- **Dataset records**:
======

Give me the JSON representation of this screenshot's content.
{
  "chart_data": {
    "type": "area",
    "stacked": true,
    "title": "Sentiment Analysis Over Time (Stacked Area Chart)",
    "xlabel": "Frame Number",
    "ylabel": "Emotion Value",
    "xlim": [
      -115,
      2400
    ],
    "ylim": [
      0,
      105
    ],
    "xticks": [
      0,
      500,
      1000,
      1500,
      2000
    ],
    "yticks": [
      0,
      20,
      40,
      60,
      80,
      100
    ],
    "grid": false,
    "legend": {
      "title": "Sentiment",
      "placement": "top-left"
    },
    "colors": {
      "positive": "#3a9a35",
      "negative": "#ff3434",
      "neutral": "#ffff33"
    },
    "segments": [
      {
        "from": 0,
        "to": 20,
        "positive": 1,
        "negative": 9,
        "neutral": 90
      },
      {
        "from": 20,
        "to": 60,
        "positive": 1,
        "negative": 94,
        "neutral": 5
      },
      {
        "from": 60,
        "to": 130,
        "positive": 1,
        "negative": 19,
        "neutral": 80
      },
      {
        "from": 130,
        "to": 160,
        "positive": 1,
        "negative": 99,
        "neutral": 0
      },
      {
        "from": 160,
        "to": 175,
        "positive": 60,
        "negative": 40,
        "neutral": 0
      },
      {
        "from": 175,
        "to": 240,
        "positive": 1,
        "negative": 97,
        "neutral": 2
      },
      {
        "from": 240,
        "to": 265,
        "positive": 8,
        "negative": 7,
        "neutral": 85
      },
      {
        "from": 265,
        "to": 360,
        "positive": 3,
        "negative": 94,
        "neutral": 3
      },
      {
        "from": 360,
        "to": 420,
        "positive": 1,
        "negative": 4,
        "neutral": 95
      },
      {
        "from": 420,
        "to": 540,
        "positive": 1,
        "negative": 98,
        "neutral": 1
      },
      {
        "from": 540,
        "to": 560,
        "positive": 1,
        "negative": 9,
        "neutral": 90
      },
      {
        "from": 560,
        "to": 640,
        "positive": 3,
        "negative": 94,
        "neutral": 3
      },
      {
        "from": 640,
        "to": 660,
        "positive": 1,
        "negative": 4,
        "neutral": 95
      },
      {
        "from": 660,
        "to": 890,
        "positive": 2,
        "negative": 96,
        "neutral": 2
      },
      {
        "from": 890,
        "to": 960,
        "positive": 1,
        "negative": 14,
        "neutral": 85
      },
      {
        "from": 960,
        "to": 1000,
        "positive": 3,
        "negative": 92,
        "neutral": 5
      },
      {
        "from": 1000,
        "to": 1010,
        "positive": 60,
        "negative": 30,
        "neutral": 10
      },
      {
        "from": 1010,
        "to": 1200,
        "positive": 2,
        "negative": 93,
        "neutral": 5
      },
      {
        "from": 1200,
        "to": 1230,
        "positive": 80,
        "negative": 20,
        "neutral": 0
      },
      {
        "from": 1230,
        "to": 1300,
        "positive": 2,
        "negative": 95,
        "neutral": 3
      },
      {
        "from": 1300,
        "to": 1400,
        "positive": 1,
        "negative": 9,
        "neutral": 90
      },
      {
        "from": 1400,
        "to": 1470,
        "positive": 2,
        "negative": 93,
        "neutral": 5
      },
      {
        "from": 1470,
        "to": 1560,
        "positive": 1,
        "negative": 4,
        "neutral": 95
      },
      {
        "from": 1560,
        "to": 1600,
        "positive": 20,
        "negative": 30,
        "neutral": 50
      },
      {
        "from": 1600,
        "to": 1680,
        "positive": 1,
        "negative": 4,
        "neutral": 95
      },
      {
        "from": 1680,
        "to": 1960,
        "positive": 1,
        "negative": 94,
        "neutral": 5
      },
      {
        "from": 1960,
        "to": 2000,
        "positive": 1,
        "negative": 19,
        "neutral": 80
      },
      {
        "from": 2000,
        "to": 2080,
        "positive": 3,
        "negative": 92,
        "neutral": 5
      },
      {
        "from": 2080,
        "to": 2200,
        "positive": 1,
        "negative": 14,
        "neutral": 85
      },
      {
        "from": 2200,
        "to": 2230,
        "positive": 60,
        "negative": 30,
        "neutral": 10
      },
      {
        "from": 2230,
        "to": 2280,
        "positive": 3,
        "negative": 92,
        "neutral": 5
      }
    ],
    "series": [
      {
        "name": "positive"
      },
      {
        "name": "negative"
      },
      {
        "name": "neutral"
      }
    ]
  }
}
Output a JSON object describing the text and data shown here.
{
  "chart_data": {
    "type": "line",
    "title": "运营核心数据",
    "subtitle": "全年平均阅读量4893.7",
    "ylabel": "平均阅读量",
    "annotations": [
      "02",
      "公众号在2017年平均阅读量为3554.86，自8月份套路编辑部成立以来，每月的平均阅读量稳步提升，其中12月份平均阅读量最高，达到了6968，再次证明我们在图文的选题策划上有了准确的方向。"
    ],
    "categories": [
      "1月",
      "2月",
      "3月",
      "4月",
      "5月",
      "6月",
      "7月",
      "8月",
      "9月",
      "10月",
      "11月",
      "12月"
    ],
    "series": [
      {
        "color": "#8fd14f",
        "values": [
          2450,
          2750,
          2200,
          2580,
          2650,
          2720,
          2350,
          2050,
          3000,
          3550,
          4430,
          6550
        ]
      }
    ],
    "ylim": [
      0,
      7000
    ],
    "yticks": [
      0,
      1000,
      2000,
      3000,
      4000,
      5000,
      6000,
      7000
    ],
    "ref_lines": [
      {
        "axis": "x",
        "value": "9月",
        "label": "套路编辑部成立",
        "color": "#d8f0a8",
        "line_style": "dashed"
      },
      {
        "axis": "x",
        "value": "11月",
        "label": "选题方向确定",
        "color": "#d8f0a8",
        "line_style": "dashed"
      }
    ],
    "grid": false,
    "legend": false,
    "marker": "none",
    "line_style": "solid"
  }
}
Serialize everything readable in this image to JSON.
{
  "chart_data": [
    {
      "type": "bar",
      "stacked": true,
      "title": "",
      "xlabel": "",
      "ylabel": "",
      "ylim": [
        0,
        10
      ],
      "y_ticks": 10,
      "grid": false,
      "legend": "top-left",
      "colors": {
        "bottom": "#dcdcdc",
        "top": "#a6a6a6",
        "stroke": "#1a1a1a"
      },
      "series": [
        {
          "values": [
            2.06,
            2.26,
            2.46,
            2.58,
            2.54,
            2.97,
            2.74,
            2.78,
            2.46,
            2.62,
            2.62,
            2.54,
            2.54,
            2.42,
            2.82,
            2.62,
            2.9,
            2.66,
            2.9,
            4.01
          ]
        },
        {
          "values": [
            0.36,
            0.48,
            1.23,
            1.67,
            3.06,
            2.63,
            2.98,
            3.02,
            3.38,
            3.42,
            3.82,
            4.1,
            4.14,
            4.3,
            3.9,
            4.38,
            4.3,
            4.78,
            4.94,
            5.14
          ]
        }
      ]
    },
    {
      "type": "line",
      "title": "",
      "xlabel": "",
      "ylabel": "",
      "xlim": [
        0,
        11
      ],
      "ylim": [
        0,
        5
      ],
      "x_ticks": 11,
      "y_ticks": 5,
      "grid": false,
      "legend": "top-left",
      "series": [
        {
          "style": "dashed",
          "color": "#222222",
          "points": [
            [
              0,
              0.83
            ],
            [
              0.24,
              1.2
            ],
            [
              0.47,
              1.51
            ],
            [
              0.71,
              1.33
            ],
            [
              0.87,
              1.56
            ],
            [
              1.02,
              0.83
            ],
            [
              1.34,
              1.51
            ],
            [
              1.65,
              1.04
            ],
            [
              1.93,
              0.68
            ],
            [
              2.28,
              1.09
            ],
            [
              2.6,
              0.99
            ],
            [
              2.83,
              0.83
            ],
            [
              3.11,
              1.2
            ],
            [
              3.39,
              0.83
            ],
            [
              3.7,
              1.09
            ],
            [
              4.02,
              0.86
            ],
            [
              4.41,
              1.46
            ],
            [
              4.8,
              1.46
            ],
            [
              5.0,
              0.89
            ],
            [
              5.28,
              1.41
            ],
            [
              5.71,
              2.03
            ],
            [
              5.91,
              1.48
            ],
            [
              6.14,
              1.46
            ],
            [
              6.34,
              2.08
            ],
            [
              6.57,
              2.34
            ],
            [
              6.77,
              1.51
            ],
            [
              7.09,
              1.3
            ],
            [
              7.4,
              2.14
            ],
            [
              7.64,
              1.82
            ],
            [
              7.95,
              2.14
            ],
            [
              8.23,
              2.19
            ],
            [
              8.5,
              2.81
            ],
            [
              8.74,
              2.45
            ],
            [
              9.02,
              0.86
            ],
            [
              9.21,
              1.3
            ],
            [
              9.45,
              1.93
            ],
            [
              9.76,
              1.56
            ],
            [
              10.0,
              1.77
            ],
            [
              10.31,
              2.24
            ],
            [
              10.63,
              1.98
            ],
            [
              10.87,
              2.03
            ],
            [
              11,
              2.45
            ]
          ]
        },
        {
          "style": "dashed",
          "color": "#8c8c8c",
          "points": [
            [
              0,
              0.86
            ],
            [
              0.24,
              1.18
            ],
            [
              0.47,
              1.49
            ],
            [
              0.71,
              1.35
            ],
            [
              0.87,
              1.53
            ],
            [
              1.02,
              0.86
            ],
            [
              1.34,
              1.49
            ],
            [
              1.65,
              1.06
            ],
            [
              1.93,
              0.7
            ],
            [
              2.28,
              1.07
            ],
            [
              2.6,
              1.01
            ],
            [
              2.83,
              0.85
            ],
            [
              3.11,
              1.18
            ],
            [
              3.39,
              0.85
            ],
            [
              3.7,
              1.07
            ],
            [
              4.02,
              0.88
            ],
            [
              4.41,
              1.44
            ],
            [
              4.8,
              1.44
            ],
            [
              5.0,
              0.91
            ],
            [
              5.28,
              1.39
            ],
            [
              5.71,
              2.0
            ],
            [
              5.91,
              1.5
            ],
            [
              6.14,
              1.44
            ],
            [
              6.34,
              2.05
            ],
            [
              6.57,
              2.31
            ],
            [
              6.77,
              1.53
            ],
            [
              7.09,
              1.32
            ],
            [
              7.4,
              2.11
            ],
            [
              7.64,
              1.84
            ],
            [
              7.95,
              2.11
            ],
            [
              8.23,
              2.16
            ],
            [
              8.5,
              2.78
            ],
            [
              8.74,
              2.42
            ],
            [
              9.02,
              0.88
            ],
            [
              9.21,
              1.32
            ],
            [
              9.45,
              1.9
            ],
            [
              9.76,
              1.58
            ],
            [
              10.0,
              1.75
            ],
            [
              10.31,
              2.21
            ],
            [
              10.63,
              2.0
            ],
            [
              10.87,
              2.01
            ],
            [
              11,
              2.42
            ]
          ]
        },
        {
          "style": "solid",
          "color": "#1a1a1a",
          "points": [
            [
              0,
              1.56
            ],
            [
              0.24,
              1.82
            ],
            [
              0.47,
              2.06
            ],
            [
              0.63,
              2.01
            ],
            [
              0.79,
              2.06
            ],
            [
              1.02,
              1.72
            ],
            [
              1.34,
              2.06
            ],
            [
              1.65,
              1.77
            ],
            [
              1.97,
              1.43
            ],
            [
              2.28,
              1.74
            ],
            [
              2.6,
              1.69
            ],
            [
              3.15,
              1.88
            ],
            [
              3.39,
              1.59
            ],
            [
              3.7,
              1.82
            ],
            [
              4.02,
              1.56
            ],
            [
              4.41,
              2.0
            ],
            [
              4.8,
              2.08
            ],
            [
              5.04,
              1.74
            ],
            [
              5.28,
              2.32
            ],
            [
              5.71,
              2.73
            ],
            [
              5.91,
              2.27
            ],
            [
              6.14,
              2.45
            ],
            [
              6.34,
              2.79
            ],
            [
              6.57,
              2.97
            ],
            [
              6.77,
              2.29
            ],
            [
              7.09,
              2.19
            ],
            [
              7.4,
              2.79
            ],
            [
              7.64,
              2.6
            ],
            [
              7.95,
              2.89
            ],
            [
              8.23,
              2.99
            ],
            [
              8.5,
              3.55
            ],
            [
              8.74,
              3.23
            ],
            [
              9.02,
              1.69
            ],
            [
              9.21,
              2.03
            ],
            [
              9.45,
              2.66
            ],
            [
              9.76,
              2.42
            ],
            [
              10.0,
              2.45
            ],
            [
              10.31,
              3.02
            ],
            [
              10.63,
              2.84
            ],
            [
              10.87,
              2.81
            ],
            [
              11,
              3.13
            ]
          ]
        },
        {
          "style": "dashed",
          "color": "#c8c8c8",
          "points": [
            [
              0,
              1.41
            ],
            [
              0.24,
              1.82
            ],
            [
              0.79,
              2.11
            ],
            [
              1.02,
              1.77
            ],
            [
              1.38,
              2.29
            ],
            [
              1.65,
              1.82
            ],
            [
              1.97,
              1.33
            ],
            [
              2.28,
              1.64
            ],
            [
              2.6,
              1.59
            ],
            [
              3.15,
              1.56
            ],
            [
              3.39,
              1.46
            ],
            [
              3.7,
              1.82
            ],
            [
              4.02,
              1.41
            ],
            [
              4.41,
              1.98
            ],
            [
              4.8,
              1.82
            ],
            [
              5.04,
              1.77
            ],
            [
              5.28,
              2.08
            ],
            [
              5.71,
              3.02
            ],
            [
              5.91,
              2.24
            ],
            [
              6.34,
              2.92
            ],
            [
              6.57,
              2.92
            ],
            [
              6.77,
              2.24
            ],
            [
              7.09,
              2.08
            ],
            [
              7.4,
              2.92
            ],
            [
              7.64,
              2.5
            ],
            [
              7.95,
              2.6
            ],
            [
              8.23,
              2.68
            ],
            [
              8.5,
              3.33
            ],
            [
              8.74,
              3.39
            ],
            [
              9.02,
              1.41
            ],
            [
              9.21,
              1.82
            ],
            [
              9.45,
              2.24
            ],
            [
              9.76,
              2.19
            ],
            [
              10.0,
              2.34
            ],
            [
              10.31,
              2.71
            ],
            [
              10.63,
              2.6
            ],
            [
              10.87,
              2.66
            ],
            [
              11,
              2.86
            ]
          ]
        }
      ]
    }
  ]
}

======

- **Requirements**: Find how many of the lines above have the word "legend" in them. State only that number.

- **Answer to this task**: 4